From the entries below, gather every line containing the string "практике".

==============================

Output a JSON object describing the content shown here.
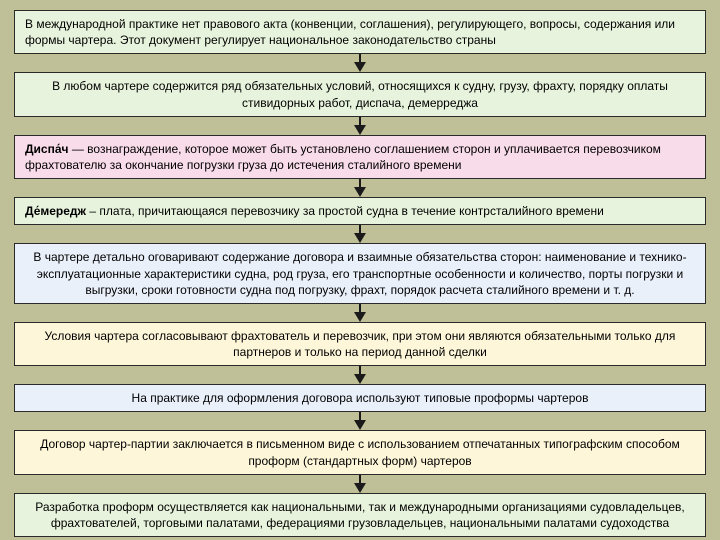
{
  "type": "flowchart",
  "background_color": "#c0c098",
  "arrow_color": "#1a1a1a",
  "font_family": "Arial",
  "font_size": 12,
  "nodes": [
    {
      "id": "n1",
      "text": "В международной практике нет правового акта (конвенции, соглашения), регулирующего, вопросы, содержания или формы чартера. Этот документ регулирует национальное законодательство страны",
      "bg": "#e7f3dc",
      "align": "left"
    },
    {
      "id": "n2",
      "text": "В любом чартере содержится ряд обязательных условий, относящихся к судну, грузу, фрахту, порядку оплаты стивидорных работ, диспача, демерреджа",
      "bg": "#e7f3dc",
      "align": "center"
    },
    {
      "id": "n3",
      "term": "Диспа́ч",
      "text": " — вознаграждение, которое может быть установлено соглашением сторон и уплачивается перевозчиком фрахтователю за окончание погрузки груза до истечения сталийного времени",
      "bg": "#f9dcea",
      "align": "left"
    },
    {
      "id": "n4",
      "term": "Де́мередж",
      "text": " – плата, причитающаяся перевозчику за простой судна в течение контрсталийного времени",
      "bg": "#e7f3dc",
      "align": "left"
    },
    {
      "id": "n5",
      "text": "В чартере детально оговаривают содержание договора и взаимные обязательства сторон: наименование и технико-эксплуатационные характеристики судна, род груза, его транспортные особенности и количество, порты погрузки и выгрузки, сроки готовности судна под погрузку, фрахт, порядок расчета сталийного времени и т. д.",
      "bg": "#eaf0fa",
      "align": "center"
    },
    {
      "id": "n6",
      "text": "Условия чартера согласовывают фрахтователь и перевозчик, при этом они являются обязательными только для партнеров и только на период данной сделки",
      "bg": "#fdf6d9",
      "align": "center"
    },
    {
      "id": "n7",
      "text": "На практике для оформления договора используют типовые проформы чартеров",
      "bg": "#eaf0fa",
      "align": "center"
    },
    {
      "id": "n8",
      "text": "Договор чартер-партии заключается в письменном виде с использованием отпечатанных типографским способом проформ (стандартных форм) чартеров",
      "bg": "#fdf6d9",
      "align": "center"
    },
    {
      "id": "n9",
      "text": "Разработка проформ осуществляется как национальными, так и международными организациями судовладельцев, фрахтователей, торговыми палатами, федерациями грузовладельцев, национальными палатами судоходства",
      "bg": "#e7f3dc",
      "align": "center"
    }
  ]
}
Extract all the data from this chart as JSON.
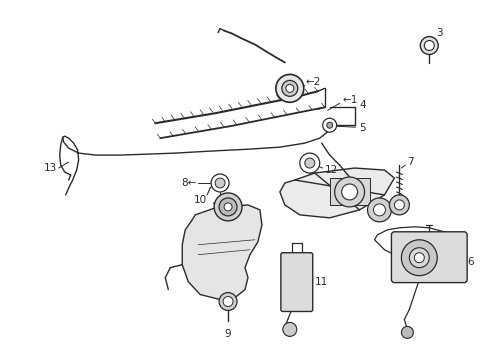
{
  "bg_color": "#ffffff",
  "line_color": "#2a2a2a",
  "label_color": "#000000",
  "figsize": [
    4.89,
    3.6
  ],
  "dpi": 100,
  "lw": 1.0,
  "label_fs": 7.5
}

==============================

**The reply**
      "text": "В международной практике нет правового акта (конвенции, соглашения), регулирующего, вопросы, содержания или формы чартера. Этот документ регулирует национальное законодательство страны",
      "text": "На практике для оформления договора используют типовые проформы чартеров",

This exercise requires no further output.